**Work instructions:** How many lines of the data below contain the string "triangle"? Reply with the number alone.

**Stored rows:**
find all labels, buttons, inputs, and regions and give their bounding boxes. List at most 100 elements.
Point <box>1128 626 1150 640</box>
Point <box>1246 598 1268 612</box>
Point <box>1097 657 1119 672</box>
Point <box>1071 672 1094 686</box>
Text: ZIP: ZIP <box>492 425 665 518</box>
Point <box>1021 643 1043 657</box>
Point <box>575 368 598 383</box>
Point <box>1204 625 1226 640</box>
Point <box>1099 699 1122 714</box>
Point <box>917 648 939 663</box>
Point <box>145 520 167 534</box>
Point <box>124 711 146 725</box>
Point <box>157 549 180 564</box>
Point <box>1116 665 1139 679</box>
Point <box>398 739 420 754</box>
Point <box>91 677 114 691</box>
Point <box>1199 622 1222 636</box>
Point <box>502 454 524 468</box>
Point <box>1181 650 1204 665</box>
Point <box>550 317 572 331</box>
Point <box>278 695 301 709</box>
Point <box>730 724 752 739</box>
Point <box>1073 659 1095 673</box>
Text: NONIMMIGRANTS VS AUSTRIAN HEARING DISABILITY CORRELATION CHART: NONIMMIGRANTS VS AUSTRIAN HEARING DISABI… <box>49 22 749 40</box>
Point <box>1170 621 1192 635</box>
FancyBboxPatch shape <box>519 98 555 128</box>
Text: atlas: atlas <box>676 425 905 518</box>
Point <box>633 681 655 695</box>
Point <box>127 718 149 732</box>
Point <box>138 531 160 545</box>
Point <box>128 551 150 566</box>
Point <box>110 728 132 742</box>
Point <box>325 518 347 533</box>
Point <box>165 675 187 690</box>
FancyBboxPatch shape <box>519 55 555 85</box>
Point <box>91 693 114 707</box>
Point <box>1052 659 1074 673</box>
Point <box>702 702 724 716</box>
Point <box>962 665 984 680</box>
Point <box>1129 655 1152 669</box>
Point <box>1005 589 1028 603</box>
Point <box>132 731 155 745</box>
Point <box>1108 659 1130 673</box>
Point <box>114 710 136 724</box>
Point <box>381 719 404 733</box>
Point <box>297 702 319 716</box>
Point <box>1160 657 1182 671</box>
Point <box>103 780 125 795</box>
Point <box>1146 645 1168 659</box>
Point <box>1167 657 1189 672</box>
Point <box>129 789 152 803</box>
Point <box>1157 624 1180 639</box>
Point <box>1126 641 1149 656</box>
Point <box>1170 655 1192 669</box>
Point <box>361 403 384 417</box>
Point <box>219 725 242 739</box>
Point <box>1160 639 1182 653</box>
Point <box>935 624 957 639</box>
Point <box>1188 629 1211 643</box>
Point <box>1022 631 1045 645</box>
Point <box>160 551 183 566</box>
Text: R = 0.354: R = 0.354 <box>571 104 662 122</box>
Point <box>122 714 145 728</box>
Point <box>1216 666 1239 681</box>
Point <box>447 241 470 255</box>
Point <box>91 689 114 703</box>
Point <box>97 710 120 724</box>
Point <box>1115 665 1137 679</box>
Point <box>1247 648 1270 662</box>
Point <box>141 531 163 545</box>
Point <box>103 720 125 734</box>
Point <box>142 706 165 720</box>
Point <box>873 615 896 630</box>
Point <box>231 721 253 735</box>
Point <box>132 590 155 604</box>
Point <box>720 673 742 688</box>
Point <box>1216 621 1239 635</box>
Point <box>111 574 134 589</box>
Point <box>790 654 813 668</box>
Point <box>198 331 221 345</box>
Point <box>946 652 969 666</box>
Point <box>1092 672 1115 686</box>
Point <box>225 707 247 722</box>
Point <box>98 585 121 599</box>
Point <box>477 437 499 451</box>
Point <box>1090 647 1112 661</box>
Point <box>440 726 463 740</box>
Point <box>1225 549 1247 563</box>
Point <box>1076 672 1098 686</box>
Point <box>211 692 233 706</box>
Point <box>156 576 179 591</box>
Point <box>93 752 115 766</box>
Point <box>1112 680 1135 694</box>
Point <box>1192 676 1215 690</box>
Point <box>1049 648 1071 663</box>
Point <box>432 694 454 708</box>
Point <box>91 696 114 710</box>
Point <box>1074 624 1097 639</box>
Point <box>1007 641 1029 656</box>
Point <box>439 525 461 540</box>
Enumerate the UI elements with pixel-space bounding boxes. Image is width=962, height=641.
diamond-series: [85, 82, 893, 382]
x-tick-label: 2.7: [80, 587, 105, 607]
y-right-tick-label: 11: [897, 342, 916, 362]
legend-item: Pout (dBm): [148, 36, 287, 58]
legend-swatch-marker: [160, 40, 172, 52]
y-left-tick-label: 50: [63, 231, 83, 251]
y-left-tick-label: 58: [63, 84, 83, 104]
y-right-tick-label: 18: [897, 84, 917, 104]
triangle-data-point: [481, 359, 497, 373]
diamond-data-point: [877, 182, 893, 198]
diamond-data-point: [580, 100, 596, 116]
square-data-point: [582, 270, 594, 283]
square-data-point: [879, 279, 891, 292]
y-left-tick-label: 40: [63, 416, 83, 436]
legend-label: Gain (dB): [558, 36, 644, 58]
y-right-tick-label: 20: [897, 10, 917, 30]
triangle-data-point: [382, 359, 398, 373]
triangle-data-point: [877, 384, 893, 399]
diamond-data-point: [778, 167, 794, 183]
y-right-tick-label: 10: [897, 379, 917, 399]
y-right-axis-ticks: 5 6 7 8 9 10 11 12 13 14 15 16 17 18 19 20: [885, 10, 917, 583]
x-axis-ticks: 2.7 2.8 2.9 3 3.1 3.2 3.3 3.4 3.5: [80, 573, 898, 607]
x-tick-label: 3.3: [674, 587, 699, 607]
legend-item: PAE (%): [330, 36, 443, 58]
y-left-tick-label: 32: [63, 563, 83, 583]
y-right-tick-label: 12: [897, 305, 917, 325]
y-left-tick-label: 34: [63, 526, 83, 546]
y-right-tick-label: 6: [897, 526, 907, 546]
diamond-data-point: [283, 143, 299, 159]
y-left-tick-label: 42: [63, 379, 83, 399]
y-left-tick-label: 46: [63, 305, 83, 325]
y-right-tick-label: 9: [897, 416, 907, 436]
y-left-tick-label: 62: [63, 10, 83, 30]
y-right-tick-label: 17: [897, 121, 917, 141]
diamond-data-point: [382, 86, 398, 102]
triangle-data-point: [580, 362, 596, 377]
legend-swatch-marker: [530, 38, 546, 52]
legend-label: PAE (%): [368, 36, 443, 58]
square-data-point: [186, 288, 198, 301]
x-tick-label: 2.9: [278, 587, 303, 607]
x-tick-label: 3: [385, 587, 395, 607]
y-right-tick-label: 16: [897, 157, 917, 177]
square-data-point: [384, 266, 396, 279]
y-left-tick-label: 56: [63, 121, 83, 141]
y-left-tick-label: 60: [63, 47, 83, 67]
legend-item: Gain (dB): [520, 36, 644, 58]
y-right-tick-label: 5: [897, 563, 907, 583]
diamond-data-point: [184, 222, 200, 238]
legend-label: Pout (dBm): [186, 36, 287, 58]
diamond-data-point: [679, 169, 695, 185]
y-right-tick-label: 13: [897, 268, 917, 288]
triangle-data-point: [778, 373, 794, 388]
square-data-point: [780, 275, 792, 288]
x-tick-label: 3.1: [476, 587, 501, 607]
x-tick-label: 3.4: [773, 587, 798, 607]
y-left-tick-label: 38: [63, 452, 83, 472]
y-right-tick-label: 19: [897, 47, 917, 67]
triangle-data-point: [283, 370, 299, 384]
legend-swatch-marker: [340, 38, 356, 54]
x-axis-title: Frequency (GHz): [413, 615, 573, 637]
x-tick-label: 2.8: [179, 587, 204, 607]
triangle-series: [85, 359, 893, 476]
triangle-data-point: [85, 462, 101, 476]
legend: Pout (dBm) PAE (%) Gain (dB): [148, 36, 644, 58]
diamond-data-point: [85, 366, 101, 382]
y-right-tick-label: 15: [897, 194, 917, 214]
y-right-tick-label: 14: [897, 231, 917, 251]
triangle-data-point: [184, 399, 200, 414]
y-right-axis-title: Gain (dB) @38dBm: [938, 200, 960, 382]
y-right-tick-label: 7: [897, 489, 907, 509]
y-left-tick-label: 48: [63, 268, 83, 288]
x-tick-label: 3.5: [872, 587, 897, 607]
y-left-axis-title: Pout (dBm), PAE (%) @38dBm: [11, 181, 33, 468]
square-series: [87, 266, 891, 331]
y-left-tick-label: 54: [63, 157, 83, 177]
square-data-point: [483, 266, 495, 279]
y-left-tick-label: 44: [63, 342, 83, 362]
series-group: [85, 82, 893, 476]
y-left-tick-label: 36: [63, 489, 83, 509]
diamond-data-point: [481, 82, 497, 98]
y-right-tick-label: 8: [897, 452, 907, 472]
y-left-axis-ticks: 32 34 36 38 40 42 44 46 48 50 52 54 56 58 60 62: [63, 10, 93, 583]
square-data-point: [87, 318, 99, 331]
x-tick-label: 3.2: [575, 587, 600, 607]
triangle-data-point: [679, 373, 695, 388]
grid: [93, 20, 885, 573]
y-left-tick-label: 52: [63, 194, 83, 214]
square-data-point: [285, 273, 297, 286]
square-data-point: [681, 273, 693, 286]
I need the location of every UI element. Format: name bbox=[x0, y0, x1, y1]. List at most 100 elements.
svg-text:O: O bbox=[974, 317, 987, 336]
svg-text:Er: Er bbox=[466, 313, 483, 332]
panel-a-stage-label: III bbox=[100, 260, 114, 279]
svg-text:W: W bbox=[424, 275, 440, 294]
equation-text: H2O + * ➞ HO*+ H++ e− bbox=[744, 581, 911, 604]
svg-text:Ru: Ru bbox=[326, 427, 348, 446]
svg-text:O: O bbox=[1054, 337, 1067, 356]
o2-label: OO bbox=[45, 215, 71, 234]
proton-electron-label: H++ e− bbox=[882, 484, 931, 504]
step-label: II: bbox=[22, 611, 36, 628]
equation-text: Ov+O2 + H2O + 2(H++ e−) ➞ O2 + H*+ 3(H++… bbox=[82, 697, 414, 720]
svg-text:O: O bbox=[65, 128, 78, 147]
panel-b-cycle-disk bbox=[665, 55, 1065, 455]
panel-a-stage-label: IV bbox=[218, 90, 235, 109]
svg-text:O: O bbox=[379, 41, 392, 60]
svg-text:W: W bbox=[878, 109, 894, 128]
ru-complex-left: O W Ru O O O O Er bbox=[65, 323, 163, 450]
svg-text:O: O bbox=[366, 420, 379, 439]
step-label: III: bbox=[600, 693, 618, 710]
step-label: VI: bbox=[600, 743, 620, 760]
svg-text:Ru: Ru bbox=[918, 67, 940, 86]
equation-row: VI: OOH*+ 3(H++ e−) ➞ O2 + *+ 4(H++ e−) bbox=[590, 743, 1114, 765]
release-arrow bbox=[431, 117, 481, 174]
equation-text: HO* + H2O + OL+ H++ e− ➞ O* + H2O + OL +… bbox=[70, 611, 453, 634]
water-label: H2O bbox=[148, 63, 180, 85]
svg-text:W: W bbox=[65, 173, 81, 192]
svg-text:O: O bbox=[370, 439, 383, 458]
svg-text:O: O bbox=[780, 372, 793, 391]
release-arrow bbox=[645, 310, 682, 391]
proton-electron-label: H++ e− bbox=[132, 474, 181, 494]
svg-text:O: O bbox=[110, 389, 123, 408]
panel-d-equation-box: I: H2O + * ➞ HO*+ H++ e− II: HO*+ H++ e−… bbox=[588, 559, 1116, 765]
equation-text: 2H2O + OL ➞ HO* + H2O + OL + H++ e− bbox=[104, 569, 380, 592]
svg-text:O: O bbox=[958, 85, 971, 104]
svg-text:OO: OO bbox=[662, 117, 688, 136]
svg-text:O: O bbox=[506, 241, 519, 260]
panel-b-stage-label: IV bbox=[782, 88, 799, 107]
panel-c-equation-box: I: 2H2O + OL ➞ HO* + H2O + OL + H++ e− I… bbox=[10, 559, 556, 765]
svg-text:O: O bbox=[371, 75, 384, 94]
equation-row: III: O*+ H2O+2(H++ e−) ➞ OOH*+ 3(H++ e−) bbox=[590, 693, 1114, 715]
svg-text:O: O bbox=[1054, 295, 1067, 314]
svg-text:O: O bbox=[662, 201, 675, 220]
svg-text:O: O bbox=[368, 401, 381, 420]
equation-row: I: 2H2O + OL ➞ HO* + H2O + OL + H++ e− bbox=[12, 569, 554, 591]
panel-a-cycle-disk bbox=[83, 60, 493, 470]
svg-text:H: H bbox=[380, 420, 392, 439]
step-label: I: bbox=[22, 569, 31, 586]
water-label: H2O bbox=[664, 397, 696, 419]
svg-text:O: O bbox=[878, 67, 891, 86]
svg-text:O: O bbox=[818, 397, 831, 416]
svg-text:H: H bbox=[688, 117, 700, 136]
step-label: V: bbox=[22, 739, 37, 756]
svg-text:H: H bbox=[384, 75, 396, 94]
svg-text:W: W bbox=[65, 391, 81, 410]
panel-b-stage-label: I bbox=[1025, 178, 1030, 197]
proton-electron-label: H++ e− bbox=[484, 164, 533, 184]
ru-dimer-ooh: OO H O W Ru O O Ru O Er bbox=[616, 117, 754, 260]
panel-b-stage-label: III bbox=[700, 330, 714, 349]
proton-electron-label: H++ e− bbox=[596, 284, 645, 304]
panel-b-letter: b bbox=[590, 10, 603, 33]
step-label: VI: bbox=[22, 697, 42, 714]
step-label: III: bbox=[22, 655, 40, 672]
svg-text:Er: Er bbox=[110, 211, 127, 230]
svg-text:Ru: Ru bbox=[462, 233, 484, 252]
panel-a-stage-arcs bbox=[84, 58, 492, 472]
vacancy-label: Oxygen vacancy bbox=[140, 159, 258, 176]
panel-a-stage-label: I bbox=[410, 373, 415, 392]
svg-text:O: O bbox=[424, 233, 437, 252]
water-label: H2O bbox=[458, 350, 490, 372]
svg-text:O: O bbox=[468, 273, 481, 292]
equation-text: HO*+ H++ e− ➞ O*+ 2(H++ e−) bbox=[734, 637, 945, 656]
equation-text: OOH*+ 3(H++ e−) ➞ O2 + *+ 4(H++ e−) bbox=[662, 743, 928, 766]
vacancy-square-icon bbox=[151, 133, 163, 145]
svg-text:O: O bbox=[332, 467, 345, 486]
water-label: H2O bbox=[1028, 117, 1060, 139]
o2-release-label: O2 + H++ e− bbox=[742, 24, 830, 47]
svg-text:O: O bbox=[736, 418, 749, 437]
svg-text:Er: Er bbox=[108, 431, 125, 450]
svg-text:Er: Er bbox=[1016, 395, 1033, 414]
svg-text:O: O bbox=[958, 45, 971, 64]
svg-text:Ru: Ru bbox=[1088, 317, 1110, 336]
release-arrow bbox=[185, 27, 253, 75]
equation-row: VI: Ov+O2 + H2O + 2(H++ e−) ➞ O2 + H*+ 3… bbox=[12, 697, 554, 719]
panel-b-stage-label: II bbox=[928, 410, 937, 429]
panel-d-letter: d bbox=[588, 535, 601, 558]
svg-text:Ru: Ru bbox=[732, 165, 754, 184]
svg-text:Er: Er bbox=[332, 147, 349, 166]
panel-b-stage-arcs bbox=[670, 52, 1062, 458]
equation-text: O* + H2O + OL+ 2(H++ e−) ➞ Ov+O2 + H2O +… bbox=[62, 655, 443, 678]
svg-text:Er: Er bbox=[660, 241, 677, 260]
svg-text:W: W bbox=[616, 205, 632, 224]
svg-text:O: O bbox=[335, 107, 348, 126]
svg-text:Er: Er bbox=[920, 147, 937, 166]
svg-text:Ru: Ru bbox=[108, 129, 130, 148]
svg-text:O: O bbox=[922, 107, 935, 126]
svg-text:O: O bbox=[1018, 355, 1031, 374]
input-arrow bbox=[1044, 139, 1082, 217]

**Solved problem:** 10